> _Aim_:
State the number of lines in these records that include the word "screenshot", and add nothing to it.
-*-*-
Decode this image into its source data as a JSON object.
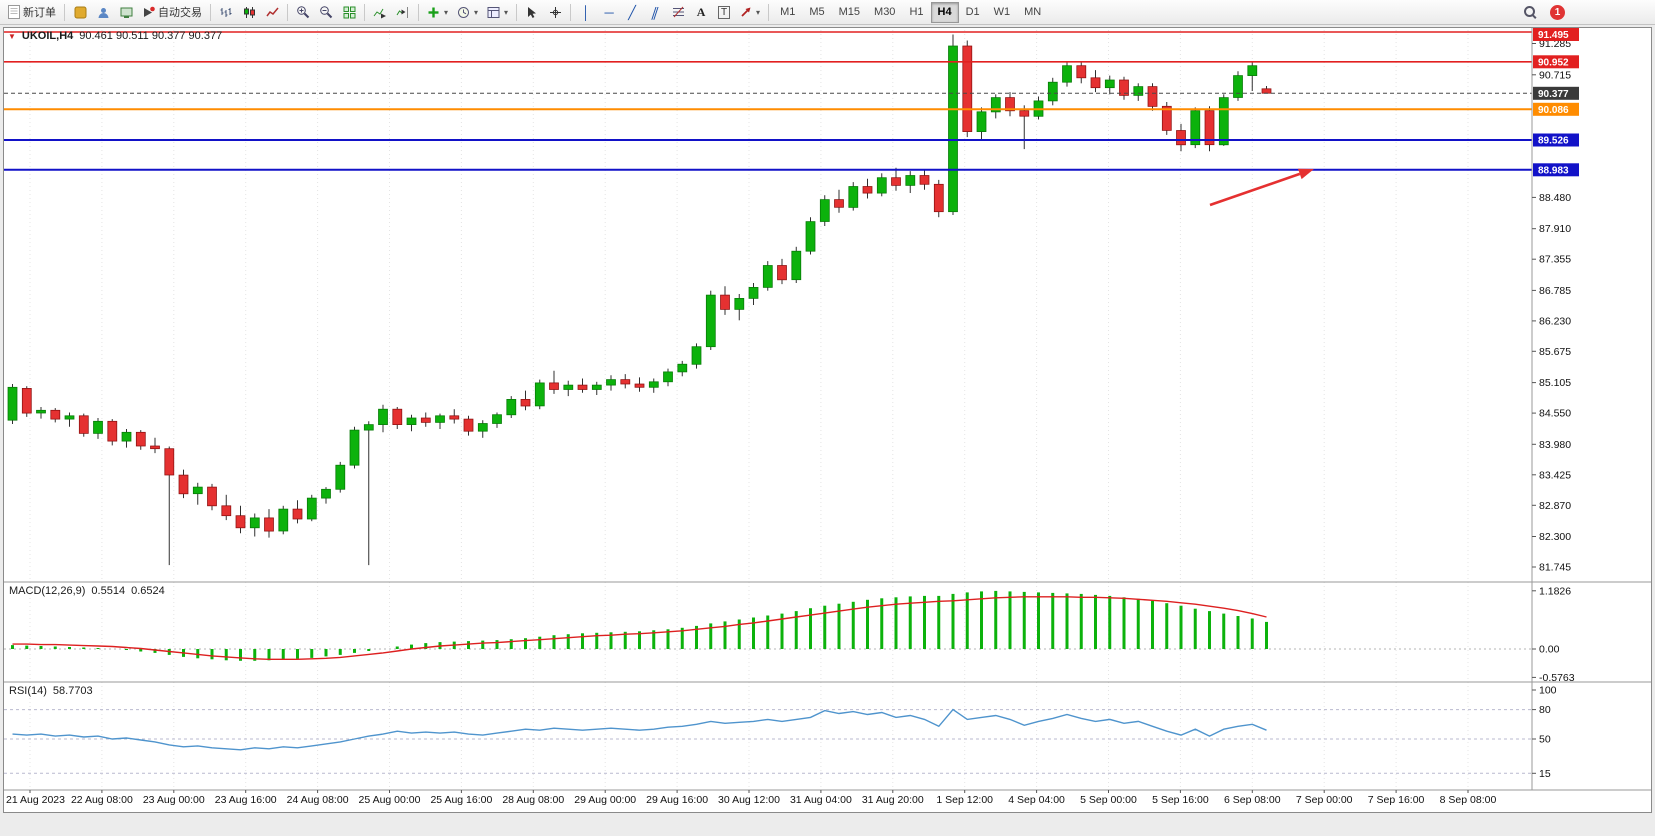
{
  "toolbar": {
    "new_order_label": "新订单",
    "autotrading_label": "自动交易",
    "timeframes": [
      "M1",
      "M5",
      "M15",
      "M30",
      "H1",
      "H4",
      "D1",
      "W1",
      "MN"
    ],
    "active_timeframe": "H4",
    "notification_count": "1"
  },
  "chart_header": {
    "symbol_period": "UKOIL,H4",
    "quote": "90.461 90.511 90.377 90.377"
  },
  "macd_panel": {
    "label": "MACD(12,26,9)",
    "value": "0.5514",
    "signal_value": "0.6524"
  },
  "rsi_panel": {
    "label": "RSI(14)",
    "value": "58.7703"
  },
  "chart_data": {
    "type": "candlestick",
    "symbol": "UKOIL",
    "timeframe": "H4",
    "price_axis": {
      "min": 81.6,
      "max": 91.55,
      "plain_ticks": [
        "91.285",
        "90.715",
        "88.480",
        "87.910",
        "87.355",
        "86.785",
        "86.230",
        "85.675",
        "85.105",
        "84.550",
        "83.980",
        "83.425",
        "82.870",
        "82.300",
        "81.745"
      ],
      "badges": [
        {
          "label": "91.495",
          "color": "#e22020"
        },
        {
          "label": "90.952",
          "color": "#e22020"
        },
        {
          "label": "90.377",
          "color": "#3a3a3a"
        },
        {
          "label": "90.086",
          "color": "#ff8c00"
        },
        {
          "label": "89.526",
          "color": "#1212c8"
        },
        {
          "label": "88.983",
          "color": "#1212c8"
        }
      ]
    },
    "time_labels": [
      "21 Aug 2023",
      "22 Aug 08:00",
      "23 Aug 00:00",
      "23 Aug 16:00",
      "24 Aug 08:00",
      "25 Aug 00:00",
      "25 Aug 16:00",
      "28 Aug 08:00",
      "29 Aug 00:00",
      "29 Aug 16:00",
      "30 Aug 12:00",
      "31 Aug 04:00",
      "31 Aug 20:00",
      "1 Sep 12:00",
      "4 Sep 04:00",
      "5 Sep 00:00",
      "5 Sep 16:00",
      "6 Sep 08:00",
      "7 Sep 00:00",
      "7 Sep 16:00",
      "8 Sep 08:00"
    ],
    "levels": [
      {
        "price": 91.495,
        "color": "#e22020",
        "width": 1.6
      },
      {
        "price": 90.952,
        "color": "#e22020",
        "width": 1.6
      },
      {
        "price": 90.377,
        "color": "#484848",
        "width": 1,
        "dashed": true
      },
      {
        "price": 90.086,
        "color": "#ff8c00",
        "width": 2
      },
      {
        "price": 89.526,
        "color": "#1212c8",
        "width": 2
      },
      {
        "price": 88.983,
        "color": "#1212c8",
        "width": 2
      }
    ],
    "candles": [
      [
        84.42,
        85.08,
        84.35,
        85.02
      ],
      [
        85.0,
        85.04,
        84.48,
        84.55
      ],
      [
        84.55,
        84.66,
        84.45,
        84.6
      ],
      [
        84.6,
        84.64,
        84.38,
        84.44
      ],
      [
        84.44,
        84.56,
        84.3,
        84.5
      ],
      [
        84.5,
        84.54,
        84.12,
        84.18
      ],
      [
        84.18,
        84.46,
        84.08,
        84.4
      ],
      [
        84.4,
        84.44,
        83.96,
        84.04
      ],
      [
        84.04,
        84.26,
        83.92,
        84.2
      ],
      [
        84.2,
        84.24,
        83.88,
        83.95
      ],
      [
        83.95,
        84.1,
        83.82,
        83.9
      ],
      [
        83.9,
        83.94,
        81.78,
        83.42
      ],
      [
        83.42,
        83.52,
        83.0,
        83.08
      ],
      [
        83.08,
        83.28,
        82.88,
        83.2
      ],
      [
        83.2,
        83.26,
        82.78,
        82.86
      ],
      [
        82.86,
        83.06,
        82.6,
        82.68
      ],
      [
        82.68,
        82.86,
        82.36,
        82.46
      ],
      [
        82.46,
        82.72,
        82.3,
        82.64
      ],
      [
        82.64,
        82.8,
        82.28,
        82.4
      ],
      [
        82.4,
        82.86,
        82.34,
        82.8
      ],
      [
        82.8,
        82.96,
        82.54,
        82.62
      ],
      [
        82.62,
        83.06,
        82.58,
        83.0
      ],
      [
        83.0,
        83.2,
        82.9,
        83.16
      ],
      [
        83.16,
        83.66,
        83.1,
        83.6
      ],
      [
        83.6,
        84.3,
        83.54,
        84.24
      ],
      [
        84.24,
        84.4,
        81.78,
        84.34
      ],
      [
        84.34,
        84.7,
        84.2,
        84.62
      ],
      [
        84.62,
        84.66,
        84.26,
        84.34
      ],
      [
        84.34,
        84.52,
        84.22,
        84.46
      ],
      [
        84.46,
        84.56,
        84.3,
        84.38
      ],
      [
        84.38,
        84.54,
        84.26,
        84.5
      ],
      [
        84.5,
        84.62,
        84.36,
        84.44
      ],
      [
        84.44,
        84.5,
        84.14,
        84.22
      ],
      [
        84.22,
        84.42,
        84.1,
        84.36
      ],
      [
        84.36,
        84.56,
        84.28,
        84.52
      ],
      [
        84.52,
        84.86,
        84.46,
        84.8
      ],
      [
        84.8,
        84.96,
        84.6,
        84.68
      ],
      [
        84.68,
        85.16,
        84.62,
        85.1
      ],
      [
        85.1,
        85.32,
        84.9,
        84.98
      ],
      [
        84.98,
        85.14,
        84.86,
        85.06
      ],
      [
        85.06,
        85.18,
        84.92,
        84.98
      ],
      [
        84.98,
        85.12,
        84.88,
        85.06
      ],
      [
        85.06,
        85.24,
        84.96,
        85.16
      ],
      [
        85.16,
        85.26,
        85.0,
        85.08
      ],
      [
        85.08,
        85.2,
        84.94,
        85.02
      ],
      [
        85.02,
        85.18,
        84.92,
        85.12
      ],
      [
        85.12,
        85.36,
        85.04,
        85.3
      ],
      [
        85.3,
        85.5,
        85.22,
        85.44
      ],
      [
        85.44,
        85.82,
        85.36,
        85.76
      ],
      [
        85.76,
        86.78,
        85.7,
        86.7
      ],
      [
        86.7,
        86.86,
        86.34,
        86.44
      ],
      [
        86.44,
        86.72,
        86.24,
        86.64
      ],
      [
        86.64,
        86.92,
        86.52,
        86.84
      ],
      [
        86.84,
        87.32,
        86.78,
        87.24
      ],
      [
        87.24,
        87.36,
        86.9,
        86.98
      ],
      [
        86.98,
        87.58,
        86.92,
        87.5
      ],
      [
        87.5,
        88.12,
        87.44,
        88.04
      ],
      [
        88.04,
        88.52,
        87.96,
        88.44
      ],
      [
        88.44,
        88.62,
        88.2,
        88.3
      ],
      [
        88.3,
        88.76,
        88.24,
        88.68
      ],
      [
        88.68,
        88.82,
        88.46,
        88.56
      ],
      [
        88.56,
        88.92,
        88.5,
        88.84
      ],
      [
        88.84,
        89.02,
        88.6,
        88.7
      ],
      [
        88.7,
        88.96,
        88.56,
        88.88
      ],
      [
        88.88,
        88.98,
        88.62,
        88.72
      ],
      [
        88.72,
        88.8,
        88.12,
        88.22
      ],
      [
        88.22,
        91.45,
        88.16,
        91.24
      ],
      [
        91.24,
        91.34,
        89.58,
        89.68
      ],
      [
        89.68,
        90.12,
        89.54,
        90.04
      ],
      [
        90.04,
        90.36,
        89.92,
        90.3
      ],
      [
        90.3,
        90.4,
        89.96,
        90.06
      ],
      [
        90.06,
        90.16,
        89.36,
        89.96
      ],
      [
        89.96,
        90.32,
        89.9,
        90.24
      ],
      [
        90.24,
        90.66,
        90.16,
        90.58
      ],
      [
        90.58,
        90.96,
        90.5,
        90.88
      ],
      [
        90.88,
        90.96,
        90.56,
        90.66
      ],
      [
        90.66,
        90.8,
        90.4,
        90.48
      ],
      [
        90.48,
        90.7,
        90.36,
        90.62
      ],
      [
        90.62,
        90.68,
        90.26,
        90.34
      ],
      [
        90.34,
        90.56,
        90.24,
        90.5
      ],
      [
        90.5,
        90.56,
        90.06,
        90.14
      ],
      [
        90.14,
        90.22,
        89.62,
        89.7
      ],
      [
        89.7,
        89.82,
        89.32,
        89.44
      ],
      [
        89.44,
        90.12,
        89.38,
        90.06
      ],
      [
        90.06,
        90.14,
        89.32,
        89.44
      ],
      [
        89.44,
        90.36,
        89.42,
        90.3
      ],
      [
        90.3,
        90.78,
        90.24,
        90.7
      ],
      [
        90.7,
        90.96,
        90.42,
        90.88
      ],
      [
        90.46,
        90.51,
        90.38,
        90.38
      ]
    ],
    "macd": {
      "axis": [
        "1.1826",
        "0.00",
        "-0.5763"
      ],
      "hist": [
        0.08,
        0.07,
        0.06,
        0.05,
        0.04,
        0.03,
        0.02,
        0.0,
        -0.02,
        -0.05,
        -0.08,
        -0.12,
        -0.16,
        -0.19,
        -0.21,
        -0.23,
        -0.24,
        -0.24,
        -0.23,
        -0.22,
        -0.2,
        -0.18,
        -0.15,
        -0.12,
        -0.08,
        -0.04,
        0.0,
        0.05,
        0.09,
        0.12,
        0.14,
        0.15,
        0.16,
        0.17,
        0.18,
        0.2,
        0.22,
        0.25,
        0.28,
        0.3,
        0.32,
        0.33,
        0.34,
        0.35,
        0.36,
        0.38,
        0.4,
        0.43,
        0.47,
        0.52,
        0.56,
        0.6,
        0.64,
        0.68,
        0.72,
        0.77,
        0.83,
        0.88,
        0.92,
        0.96,
        1.0,
        1.03,
        1.05,
        1.07,
        1.08,
        1.08,
        1.12,
        1.15,
        1.17,
        1.18,
        1.17,
        1.16,
        1.15,
        1.14,
        1.13,
        1.12,
        1.1,
        1.08,
        1.05,
        1.02,
        0.98,
        0.93,
        0.88,
        0.82,
        0.77,
        0.72,
        0.67,
        0.62,
        0.55
      ],
      "signal": [
        0.1,
        0.1,
        0.09,
        0.09,
        0.08,
        0.07,
        0.06,
        0.05,
        0.03,
        0.01,
        -0.02,
        -0.05,
        -0.08,
        -0.11,
        -0.14,
        -0.16,
        -0.18,
        -0.2,
        -0.21,
        -0.21,
        -0.21,
        -0.2,
        -0.19,
        -0.17,
        -0.14,
        -0.11,
        -0.08,
        -0.04,
        0.0,
        0.03,
        0.06,
        0.08,
        0.1,
        0.12,
        0.13,
        0.15,
        0.17,
        0.19,
        0.21,
        0.23,
        0.25,
        0.27,
        0.28,
        0.3,
        0.31,
        0.33,
        0.35,
        0.37,
        0.4,
        0.43,
        0.46,
        0.5,
        0.53,
        0.57,
        0.61,
        0.65,
        0.69,
        0.73,
        0.77,
        0.81,
        0.85,
        0.88,
        0.91,
        0.93,
        0.95,
        0.97,
        0.98,
        1.0,
        1.02,
        1.04,
        1.05,
        1.06,
        1.06,
        1.06,
        1.06,
        1.05,
        1.05,
        1.04,
        1.03,
        1.01,
        0.99,
        0.97,
        0.94,
        0.91,
        0.87,
        0.83,
        0.78,
        0.72,
        0.65
      ]
    },
    "rsi": {
      "axis": [
        "100",
        "80",
        "50",
        "15"
      ],
      "levels_dashed": [
        80,
        50,
        15
      ],
      "values": [
        55,
        54,
        55,
        53,
        54,
        52,
        53,
        50,
        51,
        49,
        47,
        44,
        42,
        43,
        41,
        40,
        39,
        41,
        40,
        42,
        41,
        43,
        45,
        47,
        50,
        53,
        55,
        58,
        56,
        57,
        56,
        57,
        55,
        54,
        56,
        58,
        60,
        59,
        61,
        60,
        59,
        60,
        61,
        60,
        59,
        60,
        62,
        63,
        65,
        68,
        66,
        67,
        68,
        70,
        68,
        70,
        72,
        79,
        76,
        78,
        75,
        77,
        72,
        74,
        70,
        63,
        80,
        70,
        72,
        74,
        70,
        64,
        68,
        71,
        75,
        71,
        68,
        70,
        66,
        68,
        63,
        58,
        54,
        60,
        53,
        60,
        63,
        65,
        59
      ]
    },
    "annotation_arrow": {
      "from": [
        1206,
        177
      ],
      "to": [
        1310,
        141
      ],
      "color": "#e53030"
    },
    "colors": {
      "up": "#0cb20c",
      "down": "#e53131",
      "wick": "#303030",
      "signal": "#dd2020",
      "rsi": "#4f94cd"
    }
  }
}
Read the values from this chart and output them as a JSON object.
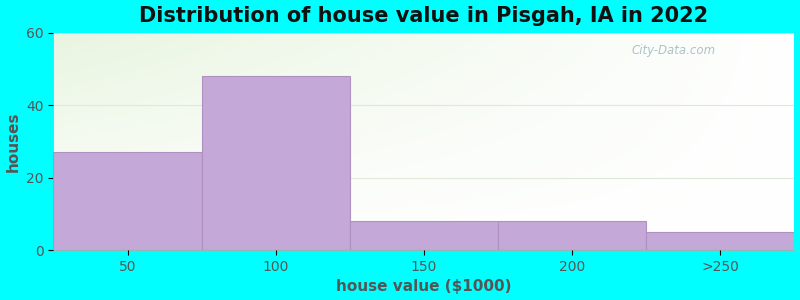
{
  "title": "Distribution of house value in Pisgah, IA in 2022",
  "xlabel": "house value ($1000)",
  "ylabel": "houses",
  "bar_labels": [
    "50",
    "100",
    "150",
    "200",
    ">250"
  ],
  "bar_values": [
    27,
    48,
    8,
    8,
    5
  ],
  "bar_color": "#C4A8D8",
  "bar_edgecolor": "#B090C0",
  "ylim": [
    0,
    60
  ],
  "yticks": [
    0,
    20,
    40,
    60
  ],
  "xlim": [
    0,
    5
  ],
  "background_color": "#00FFFF",
  "plot_bg_top": "#E8F5E0",
  "plot_bg_bottom": "#F8FFF4",
  "plot_bg_right": "#FFFFFF",
  "title_fontsize": 15,
  "axis_label_fontsize": 11,
  "tick_fontsize": 10,
  "watermark_text": "City-Data.com",
  "grid_color": "#E0E8D8",
  "spine_color": "#AAAAAA"
}
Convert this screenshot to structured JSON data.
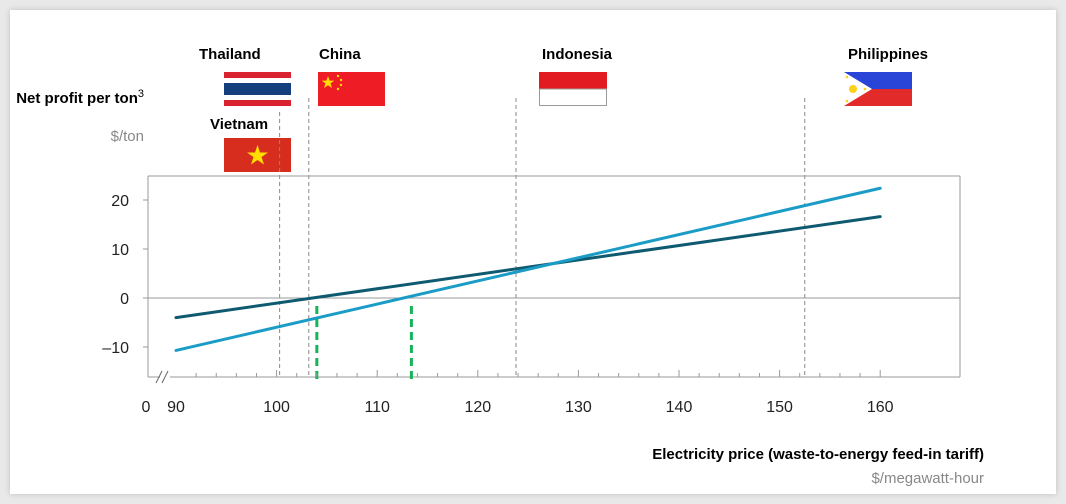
{
  "chart_data": {
    "type": "line",
    "ylabel": "Net profit per ton",
    "ylabel_superscript": "3",
    "yunit": "$/ton",
    "xlabel": "Electricity price (waste-to-energy feed-in tariff)",
    "xunit": "$/megawatt-hour",
    "xlim": [
      90,
      160
    ],
    "ylim": [
      -15,
      25
    ],
    "x_ticks": [
      90,
      100,
      110,
      120,
      130,
      140,
      150,
      160
    ],
    "x_origin_label": "0",
    "y_ticks": [
      -10,
      0,
      10,
      20
    ],
    "y_tick_labels": [
      "–10",
      "0",
      "10",
      "20"
    ],
    "series": [
      {
        "color": "#0e5a70",
        "x": [
          90,
          160
        ],
        "y": [
          -4,
          16.6
        ]
      },
      {
        "color": "#1a9cc6",
        "x": [
          90,
          160
        ],
        "y": [
          -10.7,
          22.4
        ]
      }
    ],
    "breakeven_markers": [
      {
        "x": 104,
        "color": "#17b35a"
      },
      {
        "x": 113.4,
        "color": "#17b35a"
      }
    ],
    "countries": [
      {
        "name": "Thailand",
        "x": 100.3
      },
      {
        "name": "Vietnam",
        "x": 100.3
      },
      {
        "name": "China",
        "x": 103.2
      },
      {
        "name": "Indonesia",
        "x": 123.8
      },
      {
        "name": "Philippines",
        "x": 152.5
      }
    ],
    "grid": false
  },
  "colors": {
    "axis": "#9a9a9a",
    "guide": "#8a8a8a",
    "thailand_red": "#d9232e",
    "thailand_blue": "#143f7c",
    "vietnam_red": "#d62d1e",
    "vietnam_star": "#ffde00",
    "china_red": "#ee1c25",
    "china_star": "#ffde00",
    "indonesia_red": "#e21b22",
    "philippines_blue": "#2845d8",
    "philippines_red": "#e32a2a",
    "philippines_sun": "#fcd116"
  }
}
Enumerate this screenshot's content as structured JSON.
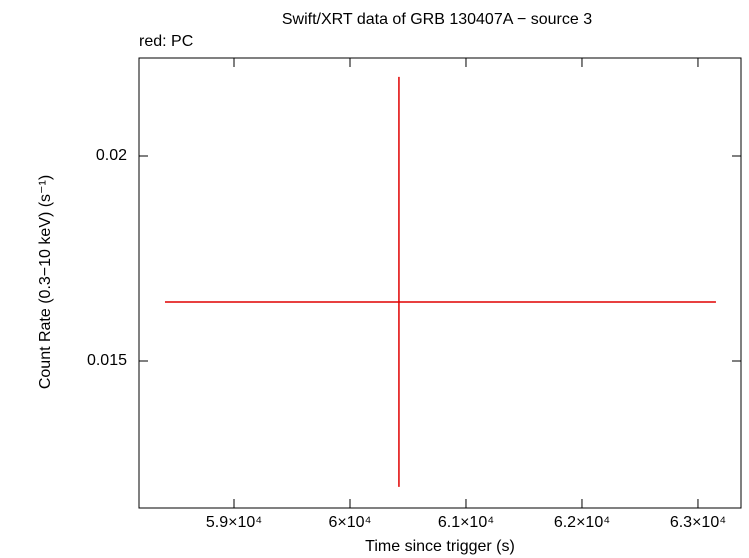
{
  "chart_data": {
    "type": "errorbar",
    "title": "Swift/XRT data of GRB 130407A − source 3",
    "subtitle": "red: PC",
    "xlabel": "Time since trigger (s)",
    "ylabel": "Count Rate (0.3−10 keV) (s⁻¹)",
    "series": [
      {
        "name": "PC",
        "color": "#e00000",
        "x": [
          60422
        ],
        "xerr_minus": [
          2017
        ],
        "xerr_plus": [
          2733
        ],
        "values": [
          0.01644
        ],
        "yerr_minus": [
          0.00451
        ],
        "yerr_plus": [
          0.00549
        ]
      }
    ],
    "xlim": [
      58181,
      63371
    ],
    "xticks": [
      {
        "value": 59000,
        "label": "5.9×10⁴"
      },
      {
        "value": 60000,
        "label": "6×10⁴"
      },
      {
        "value": 61000,
        "label": "6.1×10⁴"
      },
      {
        "value": 62000,
        "label": "6.2×10⁴"
      },
      {
        "value": 63000,
        "label": "6.3×10⁴"
      }
    ],
    "ylim": [
      0.011415,
      0.02239
    ],
    "yticks": [
      0.015,
      0.02
    ]
  }
}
-*-*-
> _Exercise output_:
2